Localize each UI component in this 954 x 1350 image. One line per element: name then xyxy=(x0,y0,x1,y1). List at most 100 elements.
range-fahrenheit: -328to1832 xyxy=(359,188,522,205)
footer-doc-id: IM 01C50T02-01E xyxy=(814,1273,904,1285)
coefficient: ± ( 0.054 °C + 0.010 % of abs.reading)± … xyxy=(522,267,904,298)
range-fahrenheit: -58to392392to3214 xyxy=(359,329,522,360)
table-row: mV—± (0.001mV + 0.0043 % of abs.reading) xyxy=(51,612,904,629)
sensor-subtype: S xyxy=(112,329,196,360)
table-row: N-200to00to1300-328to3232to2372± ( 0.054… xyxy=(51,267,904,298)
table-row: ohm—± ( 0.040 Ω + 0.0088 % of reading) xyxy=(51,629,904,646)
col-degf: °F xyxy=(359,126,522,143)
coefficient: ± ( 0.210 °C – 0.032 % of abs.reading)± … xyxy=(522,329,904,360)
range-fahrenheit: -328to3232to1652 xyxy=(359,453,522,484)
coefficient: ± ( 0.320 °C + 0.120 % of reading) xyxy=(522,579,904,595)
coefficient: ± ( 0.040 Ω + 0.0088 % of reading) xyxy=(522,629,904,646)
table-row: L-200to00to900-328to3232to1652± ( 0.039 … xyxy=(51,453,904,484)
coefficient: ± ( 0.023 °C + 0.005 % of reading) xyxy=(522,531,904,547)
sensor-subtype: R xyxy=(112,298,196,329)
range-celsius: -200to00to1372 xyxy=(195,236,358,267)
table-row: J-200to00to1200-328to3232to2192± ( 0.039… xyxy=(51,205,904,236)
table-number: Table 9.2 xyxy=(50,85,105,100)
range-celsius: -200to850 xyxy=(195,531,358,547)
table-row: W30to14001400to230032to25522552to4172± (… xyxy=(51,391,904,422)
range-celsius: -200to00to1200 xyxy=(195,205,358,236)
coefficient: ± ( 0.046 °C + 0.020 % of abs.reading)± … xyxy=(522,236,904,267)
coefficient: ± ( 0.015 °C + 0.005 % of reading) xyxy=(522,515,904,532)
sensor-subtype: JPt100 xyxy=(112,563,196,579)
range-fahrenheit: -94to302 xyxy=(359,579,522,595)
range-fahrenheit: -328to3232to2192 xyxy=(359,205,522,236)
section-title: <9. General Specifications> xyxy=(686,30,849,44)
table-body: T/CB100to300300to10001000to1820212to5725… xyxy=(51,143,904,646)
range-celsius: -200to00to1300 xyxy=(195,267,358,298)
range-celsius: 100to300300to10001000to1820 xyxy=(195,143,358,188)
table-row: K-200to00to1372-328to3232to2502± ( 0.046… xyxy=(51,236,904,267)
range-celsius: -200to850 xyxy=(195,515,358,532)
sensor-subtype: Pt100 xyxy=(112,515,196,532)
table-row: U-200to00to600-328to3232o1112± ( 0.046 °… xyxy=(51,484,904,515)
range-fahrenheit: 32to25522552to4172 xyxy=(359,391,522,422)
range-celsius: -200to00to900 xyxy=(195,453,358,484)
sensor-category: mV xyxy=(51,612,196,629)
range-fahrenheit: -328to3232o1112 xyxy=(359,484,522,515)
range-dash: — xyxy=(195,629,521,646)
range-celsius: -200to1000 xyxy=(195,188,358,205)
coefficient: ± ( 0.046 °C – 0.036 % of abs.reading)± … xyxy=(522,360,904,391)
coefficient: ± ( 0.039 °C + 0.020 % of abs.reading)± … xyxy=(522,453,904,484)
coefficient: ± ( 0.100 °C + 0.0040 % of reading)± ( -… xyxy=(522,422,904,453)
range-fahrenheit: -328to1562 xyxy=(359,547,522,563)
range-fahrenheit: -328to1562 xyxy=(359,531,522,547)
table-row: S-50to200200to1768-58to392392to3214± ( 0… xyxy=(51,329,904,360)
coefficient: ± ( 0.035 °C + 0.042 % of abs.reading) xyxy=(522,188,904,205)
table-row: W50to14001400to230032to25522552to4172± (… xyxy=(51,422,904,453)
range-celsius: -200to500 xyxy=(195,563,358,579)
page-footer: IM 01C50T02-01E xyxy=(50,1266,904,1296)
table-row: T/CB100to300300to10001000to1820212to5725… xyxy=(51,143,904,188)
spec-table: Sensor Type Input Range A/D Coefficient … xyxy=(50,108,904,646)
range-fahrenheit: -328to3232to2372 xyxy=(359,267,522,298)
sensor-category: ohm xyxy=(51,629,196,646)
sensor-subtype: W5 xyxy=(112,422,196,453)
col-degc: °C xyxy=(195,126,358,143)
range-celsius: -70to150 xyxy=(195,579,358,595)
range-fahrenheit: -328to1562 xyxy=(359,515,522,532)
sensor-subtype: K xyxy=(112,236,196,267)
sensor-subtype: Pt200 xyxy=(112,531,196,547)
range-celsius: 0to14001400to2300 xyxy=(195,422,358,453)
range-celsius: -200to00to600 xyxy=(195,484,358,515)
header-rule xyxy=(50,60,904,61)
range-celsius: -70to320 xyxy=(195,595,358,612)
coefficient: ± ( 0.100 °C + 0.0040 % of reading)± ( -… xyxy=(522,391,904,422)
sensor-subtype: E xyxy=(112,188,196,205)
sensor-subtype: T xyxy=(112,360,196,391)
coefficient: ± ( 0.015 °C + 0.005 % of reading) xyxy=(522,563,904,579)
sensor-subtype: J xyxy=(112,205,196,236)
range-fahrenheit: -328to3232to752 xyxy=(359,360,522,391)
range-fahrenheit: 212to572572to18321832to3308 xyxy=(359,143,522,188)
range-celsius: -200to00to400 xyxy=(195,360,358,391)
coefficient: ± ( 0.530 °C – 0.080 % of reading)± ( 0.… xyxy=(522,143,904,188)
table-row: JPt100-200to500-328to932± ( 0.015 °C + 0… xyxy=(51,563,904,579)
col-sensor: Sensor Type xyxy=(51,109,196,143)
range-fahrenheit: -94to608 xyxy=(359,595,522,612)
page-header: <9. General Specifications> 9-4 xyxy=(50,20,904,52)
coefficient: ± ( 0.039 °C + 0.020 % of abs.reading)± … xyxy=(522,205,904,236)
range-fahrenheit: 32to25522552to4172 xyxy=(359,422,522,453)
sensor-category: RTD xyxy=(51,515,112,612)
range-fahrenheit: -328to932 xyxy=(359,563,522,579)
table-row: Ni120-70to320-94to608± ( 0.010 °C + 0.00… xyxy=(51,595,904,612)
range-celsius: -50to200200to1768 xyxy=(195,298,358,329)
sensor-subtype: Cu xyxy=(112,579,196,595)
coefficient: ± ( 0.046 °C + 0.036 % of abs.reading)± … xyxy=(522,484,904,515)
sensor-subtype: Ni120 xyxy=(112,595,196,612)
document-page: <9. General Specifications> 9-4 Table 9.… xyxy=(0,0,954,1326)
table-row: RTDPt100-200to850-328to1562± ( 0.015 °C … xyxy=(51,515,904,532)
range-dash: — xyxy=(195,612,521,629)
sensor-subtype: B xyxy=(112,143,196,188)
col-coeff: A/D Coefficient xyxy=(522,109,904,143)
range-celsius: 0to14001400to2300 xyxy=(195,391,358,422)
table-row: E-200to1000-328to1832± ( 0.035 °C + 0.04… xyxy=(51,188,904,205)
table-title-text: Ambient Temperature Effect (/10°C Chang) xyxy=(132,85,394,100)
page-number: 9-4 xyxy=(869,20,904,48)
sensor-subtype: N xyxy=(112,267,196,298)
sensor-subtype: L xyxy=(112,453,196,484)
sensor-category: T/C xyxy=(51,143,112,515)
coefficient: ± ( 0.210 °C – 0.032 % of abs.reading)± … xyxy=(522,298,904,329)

TASK GOAL: Duplicate the stretch of the data from its first line through the line containing "range-fahrenheit: -58to392392to3214 xyxy=(359,329,522,360)", including both ends. Reproduce every line without any alteration.

ANSWER TO THIS EXERCISE:
Localize each UI component in this 954 x 1350 image. One line per element: name then xyxy=(x0,y0,x1,y1). List at most 100 elements.
range-fahrenheit: -328to1832 xyxy=(359,188,522,205)
footer-doc-id: IM 01C50T02-01E xyxy=(814,1273,904,1285)
coefficient: ± ( 0.054 °C + 0.010 % of abs.reading)± … xyxy=(522,267,904,298)
range-fahrenheit: -58to392392to3214 xyxy=(359,329,522,360)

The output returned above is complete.